### Goal of the exercise
Using the data below, copy each line that includes the word "Voltage".

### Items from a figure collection

----

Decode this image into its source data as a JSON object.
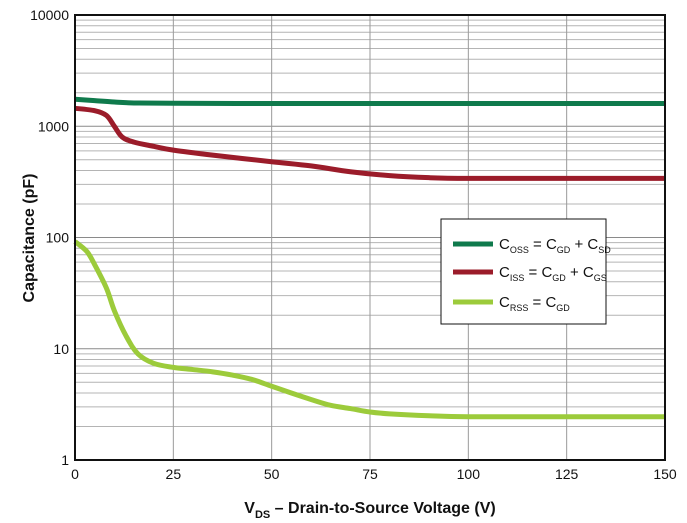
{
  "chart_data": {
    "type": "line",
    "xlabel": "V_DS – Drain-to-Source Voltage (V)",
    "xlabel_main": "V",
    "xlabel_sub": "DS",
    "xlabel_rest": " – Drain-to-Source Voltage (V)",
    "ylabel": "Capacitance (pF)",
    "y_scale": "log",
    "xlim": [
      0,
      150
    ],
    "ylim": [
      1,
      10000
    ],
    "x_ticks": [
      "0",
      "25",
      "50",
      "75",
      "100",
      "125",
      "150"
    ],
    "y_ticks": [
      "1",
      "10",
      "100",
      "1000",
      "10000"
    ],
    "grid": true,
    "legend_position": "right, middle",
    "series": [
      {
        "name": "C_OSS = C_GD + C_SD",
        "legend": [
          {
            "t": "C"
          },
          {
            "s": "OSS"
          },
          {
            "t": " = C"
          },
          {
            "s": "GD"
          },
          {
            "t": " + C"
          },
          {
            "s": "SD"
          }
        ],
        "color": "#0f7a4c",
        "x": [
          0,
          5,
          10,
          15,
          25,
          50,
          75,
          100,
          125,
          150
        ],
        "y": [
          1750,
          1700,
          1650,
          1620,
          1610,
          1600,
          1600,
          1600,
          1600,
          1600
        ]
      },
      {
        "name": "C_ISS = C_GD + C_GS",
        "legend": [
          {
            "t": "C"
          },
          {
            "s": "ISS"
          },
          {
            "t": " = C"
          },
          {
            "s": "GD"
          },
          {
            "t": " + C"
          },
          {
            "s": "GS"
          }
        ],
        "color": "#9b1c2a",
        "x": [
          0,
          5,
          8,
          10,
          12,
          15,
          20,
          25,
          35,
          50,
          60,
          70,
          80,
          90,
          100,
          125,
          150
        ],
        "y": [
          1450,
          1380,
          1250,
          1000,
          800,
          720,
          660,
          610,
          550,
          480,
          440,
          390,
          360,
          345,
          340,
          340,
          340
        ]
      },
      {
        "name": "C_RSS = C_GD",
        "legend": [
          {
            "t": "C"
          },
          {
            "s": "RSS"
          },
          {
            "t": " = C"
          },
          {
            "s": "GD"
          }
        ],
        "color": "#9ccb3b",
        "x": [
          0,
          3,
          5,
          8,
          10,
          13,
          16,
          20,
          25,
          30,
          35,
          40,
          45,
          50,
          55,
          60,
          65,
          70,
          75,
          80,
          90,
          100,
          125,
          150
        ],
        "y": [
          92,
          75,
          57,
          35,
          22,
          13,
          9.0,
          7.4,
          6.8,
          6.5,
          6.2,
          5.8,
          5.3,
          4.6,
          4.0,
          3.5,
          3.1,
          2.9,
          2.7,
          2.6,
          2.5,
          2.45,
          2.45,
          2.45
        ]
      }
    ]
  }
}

----

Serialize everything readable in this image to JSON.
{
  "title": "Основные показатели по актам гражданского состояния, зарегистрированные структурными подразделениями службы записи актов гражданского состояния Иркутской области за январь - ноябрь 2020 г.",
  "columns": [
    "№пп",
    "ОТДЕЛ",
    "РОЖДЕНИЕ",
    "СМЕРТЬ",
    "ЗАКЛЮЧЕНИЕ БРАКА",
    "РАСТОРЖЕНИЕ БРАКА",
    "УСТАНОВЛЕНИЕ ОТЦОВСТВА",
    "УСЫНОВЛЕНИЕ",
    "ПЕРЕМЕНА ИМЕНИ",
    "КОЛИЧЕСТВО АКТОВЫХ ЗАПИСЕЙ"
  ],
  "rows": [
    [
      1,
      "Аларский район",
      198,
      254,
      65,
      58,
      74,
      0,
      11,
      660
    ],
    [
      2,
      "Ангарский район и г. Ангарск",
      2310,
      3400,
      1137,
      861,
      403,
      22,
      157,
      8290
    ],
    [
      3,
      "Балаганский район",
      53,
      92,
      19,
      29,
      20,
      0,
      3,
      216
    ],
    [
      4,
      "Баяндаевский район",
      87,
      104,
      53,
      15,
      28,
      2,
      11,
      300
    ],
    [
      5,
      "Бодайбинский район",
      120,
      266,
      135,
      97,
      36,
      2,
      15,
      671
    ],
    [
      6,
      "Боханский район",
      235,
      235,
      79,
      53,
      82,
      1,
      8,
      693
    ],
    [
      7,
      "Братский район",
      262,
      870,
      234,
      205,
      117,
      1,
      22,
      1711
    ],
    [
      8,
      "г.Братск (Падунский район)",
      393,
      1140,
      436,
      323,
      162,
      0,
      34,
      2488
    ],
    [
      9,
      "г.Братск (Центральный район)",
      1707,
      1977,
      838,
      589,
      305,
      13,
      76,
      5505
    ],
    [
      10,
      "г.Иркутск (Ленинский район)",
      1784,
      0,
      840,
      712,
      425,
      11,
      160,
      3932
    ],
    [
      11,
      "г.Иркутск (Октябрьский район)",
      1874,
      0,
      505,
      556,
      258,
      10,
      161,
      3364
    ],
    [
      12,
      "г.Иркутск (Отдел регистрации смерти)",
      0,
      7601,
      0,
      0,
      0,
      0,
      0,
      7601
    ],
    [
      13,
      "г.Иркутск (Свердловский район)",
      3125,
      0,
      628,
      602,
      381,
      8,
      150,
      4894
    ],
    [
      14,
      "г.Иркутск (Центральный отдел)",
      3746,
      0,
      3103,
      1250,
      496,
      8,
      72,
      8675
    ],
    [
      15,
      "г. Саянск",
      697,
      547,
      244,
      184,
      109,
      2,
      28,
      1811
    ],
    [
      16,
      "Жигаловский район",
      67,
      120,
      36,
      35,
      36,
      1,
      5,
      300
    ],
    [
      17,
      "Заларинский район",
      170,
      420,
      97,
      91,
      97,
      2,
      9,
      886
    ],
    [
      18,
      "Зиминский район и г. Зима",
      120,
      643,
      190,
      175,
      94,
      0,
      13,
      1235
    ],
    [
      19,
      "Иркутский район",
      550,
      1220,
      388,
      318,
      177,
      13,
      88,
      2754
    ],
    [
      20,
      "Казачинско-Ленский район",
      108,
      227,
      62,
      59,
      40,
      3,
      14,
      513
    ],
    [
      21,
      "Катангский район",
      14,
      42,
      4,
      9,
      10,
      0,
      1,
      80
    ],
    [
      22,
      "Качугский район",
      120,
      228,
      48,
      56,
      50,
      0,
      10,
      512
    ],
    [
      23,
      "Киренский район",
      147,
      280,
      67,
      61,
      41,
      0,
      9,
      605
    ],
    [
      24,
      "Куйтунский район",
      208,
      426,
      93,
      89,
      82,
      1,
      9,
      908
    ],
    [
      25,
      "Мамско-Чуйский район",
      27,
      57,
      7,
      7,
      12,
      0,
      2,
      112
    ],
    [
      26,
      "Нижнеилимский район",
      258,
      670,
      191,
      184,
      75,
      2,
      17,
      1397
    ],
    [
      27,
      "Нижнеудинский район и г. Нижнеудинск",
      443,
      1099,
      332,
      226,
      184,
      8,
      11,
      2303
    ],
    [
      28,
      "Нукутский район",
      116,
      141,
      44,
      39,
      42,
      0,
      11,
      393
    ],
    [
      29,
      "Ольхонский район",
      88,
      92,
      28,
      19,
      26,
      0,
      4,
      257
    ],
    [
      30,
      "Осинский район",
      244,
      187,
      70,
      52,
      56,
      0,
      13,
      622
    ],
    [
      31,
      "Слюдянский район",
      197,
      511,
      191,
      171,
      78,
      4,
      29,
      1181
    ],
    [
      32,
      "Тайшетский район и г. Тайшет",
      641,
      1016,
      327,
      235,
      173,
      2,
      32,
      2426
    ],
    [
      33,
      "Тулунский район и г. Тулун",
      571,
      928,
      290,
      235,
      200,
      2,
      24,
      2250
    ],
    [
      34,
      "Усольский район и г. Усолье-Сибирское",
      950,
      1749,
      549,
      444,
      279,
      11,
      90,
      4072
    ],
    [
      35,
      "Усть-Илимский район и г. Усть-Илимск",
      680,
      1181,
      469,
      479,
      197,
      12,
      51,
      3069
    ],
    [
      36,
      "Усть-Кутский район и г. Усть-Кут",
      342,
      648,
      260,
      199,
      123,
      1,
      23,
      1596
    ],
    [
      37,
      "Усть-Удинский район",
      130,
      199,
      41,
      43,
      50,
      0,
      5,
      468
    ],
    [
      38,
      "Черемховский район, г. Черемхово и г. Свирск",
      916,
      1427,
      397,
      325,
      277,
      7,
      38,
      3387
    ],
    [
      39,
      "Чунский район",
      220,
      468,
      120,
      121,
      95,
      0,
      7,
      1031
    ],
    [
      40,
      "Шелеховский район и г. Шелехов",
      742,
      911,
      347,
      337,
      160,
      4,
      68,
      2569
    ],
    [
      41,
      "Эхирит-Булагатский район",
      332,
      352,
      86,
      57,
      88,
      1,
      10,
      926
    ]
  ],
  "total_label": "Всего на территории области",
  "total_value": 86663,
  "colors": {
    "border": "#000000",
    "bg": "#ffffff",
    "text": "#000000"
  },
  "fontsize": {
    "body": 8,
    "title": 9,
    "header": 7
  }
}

----

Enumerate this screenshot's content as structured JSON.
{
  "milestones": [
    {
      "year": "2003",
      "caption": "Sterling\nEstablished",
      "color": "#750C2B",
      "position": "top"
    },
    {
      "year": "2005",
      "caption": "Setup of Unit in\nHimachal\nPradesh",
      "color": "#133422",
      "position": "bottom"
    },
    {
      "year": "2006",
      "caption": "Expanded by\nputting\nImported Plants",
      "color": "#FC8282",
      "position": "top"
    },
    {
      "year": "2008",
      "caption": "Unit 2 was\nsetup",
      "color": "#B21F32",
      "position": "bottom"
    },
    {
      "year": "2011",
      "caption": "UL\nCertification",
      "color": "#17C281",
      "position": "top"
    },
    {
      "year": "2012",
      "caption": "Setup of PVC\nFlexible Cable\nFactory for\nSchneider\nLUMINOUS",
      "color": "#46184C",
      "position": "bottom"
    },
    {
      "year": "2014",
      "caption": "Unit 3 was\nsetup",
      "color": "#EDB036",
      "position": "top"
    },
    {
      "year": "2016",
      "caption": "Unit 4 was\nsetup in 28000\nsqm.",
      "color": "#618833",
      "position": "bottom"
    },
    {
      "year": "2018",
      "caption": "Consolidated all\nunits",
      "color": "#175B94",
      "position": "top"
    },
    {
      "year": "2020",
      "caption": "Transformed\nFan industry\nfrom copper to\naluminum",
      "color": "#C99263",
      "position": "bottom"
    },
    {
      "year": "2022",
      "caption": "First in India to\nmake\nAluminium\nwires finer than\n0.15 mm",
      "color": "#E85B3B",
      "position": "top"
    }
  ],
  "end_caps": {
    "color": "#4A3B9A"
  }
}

----

### Solution for this exercise
    "xlabel": "V_DS – Drain-to-Source Voltage (V)",
    "xlabel_rest": " – Drain-to-Source Voltage (V)",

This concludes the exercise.